Description of the task:
Look through the data below. Show each line where the string "screenshot" occurs.

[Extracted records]
* * * * * * * * *
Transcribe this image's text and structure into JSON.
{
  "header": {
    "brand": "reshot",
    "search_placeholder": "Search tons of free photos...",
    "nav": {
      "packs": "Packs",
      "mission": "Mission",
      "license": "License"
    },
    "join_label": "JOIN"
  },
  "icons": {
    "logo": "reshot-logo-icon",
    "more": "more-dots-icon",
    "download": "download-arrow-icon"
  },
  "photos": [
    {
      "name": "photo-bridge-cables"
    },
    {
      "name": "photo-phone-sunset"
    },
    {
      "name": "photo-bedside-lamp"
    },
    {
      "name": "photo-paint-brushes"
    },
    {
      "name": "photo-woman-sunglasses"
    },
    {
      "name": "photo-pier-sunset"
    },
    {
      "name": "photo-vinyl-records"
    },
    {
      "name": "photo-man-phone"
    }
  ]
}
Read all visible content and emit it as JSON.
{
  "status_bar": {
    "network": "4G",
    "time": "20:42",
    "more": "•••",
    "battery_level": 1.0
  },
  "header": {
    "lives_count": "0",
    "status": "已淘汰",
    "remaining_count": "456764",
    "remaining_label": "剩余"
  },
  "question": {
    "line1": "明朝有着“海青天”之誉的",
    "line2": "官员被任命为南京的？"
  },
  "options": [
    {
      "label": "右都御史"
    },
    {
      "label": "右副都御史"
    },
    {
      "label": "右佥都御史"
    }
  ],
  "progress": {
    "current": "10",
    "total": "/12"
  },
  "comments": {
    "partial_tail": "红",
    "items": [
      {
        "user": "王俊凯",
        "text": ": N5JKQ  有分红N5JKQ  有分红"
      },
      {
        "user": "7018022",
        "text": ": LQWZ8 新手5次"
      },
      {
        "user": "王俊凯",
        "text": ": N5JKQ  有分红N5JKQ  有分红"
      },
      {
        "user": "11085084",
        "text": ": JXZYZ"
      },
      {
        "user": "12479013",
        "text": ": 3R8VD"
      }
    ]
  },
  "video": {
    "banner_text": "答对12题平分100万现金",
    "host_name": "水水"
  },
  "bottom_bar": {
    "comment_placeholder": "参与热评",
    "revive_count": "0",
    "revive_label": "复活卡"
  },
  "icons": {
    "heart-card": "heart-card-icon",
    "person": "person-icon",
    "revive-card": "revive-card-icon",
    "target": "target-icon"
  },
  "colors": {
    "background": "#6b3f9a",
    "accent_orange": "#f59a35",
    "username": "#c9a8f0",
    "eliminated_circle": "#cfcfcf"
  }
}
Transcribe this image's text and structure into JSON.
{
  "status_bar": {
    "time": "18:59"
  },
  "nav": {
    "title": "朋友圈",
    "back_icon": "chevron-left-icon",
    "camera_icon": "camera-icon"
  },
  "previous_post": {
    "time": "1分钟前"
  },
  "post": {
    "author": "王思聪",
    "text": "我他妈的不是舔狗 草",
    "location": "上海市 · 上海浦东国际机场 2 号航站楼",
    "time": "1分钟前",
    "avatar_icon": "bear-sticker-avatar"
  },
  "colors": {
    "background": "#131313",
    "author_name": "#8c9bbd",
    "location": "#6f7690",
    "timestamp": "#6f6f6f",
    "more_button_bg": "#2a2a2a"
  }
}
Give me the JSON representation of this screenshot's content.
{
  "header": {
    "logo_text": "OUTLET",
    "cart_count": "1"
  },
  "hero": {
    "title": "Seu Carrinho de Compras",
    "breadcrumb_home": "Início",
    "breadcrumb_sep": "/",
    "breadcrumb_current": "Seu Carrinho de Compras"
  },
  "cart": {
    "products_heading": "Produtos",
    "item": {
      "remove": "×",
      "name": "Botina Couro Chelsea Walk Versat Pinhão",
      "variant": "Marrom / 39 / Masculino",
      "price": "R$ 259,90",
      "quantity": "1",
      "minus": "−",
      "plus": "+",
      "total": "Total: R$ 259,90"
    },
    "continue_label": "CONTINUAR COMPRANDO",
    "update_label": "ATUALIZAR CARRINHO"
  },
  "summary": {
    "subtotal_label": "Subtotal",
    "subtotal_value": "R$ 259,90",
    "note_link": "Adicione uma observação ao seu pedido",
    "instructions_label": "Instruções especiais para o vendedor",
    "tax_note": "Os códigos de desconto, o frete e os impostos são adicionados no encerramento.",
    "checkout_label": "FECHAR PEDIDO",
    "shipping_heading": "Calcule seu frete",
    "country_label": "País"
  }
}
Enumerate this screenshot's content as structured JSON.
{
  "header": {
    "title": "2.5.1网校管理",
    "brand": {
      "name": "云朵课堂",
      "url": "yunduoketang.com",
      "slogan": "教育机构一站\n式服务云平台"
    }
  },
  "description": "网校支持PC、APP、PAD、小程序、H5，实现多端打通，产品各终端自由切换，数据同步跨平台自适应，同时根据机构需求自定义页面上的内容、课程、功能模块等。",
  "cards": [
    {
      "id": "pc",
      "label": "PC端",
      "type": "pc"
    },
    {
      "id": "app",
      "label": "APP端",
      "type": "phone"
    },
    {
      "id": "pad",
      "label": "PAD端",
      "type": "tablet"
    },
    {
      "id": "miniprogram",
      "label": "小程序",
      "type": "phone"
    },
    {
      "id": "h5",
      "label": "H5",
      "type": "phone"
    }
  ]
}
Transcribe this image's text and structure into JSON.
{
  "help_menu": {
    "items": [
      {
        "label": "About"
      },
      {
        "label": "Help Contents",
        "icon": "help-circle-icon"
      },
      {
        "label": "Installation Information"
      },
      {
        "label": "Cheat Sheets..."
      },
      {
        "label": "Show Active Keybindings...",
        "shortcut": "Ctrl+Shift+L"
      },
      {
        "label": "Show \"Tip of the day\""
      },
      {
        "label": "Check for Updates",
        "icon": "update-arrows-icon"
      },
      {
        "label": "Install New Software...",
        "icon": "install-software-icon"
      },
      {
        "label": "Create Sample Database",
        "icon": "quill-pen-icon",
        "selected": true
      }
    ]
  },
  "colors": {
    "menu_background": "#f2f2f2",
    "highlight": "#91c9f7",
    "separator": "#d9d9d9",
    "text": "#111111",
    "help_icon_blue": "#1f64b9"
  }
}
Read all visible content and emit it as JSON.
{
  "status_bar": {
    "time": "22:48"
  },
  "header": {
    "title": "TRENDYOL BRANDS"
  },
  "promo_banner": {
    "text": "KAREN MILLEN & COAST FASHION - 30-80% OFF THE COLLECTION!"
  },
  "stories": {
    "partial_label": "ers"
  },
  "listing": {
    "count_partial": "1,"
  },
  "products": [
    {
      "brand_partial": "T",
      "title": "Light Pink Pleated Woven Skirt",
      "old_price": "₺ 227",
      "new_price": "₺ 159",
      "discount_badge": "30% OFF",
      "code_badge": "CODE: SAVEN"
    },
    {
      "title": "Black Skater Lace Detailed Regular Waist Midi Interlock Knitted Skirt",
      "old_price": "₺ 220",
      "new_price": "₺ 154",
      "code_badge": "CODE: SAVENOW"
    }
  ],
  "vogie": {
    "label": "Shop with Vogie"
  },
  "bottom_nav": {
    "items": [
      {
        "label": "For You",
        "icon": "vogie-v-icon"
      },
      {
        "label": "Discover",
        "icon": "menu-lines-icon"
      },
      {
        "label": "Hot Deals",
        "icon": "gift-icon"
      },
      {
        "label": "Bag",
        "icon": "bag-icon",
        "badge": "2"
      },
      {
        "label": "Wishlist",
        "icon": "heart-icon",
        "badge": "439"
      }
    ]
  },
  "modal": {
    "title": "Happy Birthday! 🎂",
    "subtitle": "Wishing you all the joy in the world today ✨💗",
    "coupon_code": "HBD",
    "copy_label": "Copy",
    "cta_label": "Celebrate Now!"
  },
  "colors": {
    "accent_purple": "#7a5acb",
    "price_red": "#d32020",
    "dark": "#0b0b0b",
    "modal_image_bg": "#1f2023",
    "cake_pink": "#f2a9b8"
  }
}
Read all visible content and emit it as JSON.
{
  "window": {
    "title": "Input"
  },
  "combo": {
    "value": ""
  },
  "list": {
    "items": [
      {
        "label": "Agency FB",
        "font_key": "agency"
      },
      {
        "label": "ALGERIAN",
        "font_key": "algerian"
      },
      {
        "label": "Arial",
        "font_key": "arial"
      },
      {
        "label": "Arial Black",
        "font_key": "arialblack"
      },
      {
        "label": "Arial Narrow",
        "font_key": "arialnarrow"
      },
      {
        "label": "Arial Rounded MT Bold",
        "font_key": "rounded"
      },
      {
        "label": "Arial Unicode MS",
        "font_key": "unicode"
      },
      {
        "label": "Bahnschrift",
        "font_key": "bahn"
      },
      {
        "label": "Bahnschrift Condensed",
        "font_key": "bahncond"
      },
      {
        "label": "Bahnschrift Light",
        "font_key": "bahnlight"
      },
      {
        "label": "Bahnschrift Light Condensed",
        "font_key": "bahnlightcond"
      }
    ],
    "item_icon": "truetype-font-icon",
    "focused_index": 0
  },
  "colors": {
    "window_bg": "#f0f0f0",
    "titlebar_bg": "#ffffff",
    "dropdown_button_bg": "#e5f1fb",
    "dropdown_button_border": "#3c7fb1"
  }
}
* * * * * * * * *
Answer to this exercise:
Give me the JSON representation of this screenshot's content.
Enumerate this screenshot's content as structured JSON.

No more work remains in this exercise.